What this task involves —
Copy out each line in the material below that has the word "degrees".

Raw records —
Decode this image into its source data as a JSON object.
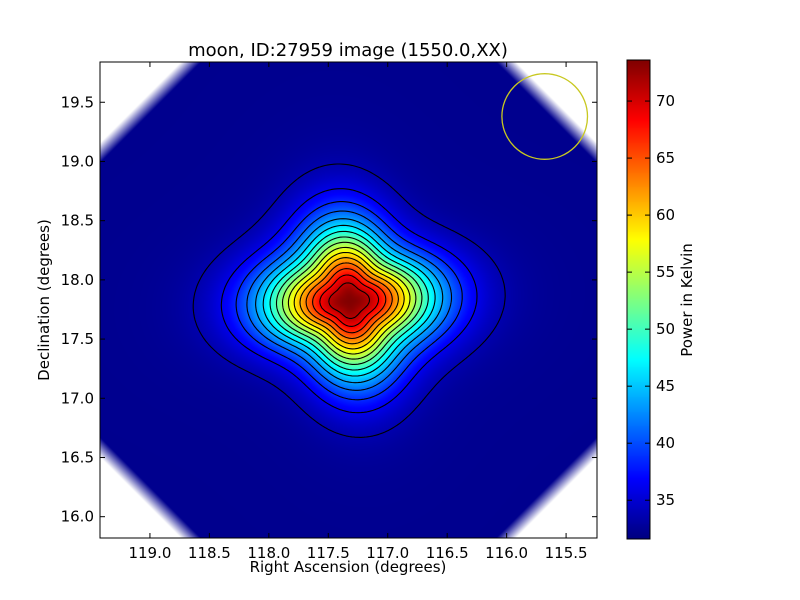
{
  "chart_data": {
    "type": "heatmap",
    "title": "moon, ID:27959 image (1550.0,XX)",
    "xlabel": "Right Ascension (degrees)",
    "ylabel": "Declination (degrees)",
    "xlim": [
      119.42,
      115.24
    ],
    "ylim": [
      15.82,
      19.84
    ],
    "x_reversed": true,
    "xticks": [
      119.0,
      118.5,
      118.0,
      117.5,
      117.0,
      116.5,
      116.0,
      115.5
    ],
    "xtick_labels": [
      "119.0",
      "118.5",
      "118.0",
      "117.5",
      "117.0",
      "116.5",
      "116.0",
      "115.5"
    ],
    "yticks": [
      16.0,
      16.5,
      17.0,
      17.5,
      18.0,
      18.5,
      19.0,
      19.5
    ],
    "ytick_labels": [
      "16.0",
      "16.5",
      "17.0",
      "17.5",
      "18.0",
      "18.5",
      "19.0",
      "19.5"
    ],
    "colormap": "jet",
    "colorbar": {
      "label": "Power in Kelvin",
      "min": 31.6,
      "max": 73.6,
      "ticks": [
        35,
        40,
        45,
        50,
        55,
        60,
        65,
        70
      ],
      "tick_labels": [
        "35",
        "40",
        "45",
        "50",
        "55",
        "60",
        "65",
        "70"
      ]
    },
    "source": {
      "ra": 117.32,
      "dec": 17.82,
      "peak": 73.5,
      "background": 32.2
    },
    "contour_levels": [
      33.5,
      36,
      38.5,
      41,
      43.5,
      46,
      48.5,
      51,
      53.5,
      56,
      58.5,
      61,
      63.5,
      66,
      68.5,
      71
    ],
    "contour_color": "#000000",
    "beam_marker": {
      "ra": 115.68,
      "dec": 19.38,
      "radius_deg": 0.36,
      "color": "#c8c820"
    },
    "grid": false
  }
}
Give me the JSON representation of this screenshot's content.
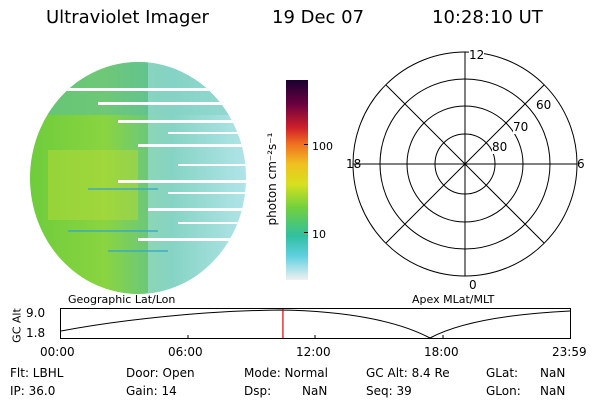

Final answer —
    "xlabel": "Right Ascension (degrees)",
    "ylabel": "Declination (degrees)",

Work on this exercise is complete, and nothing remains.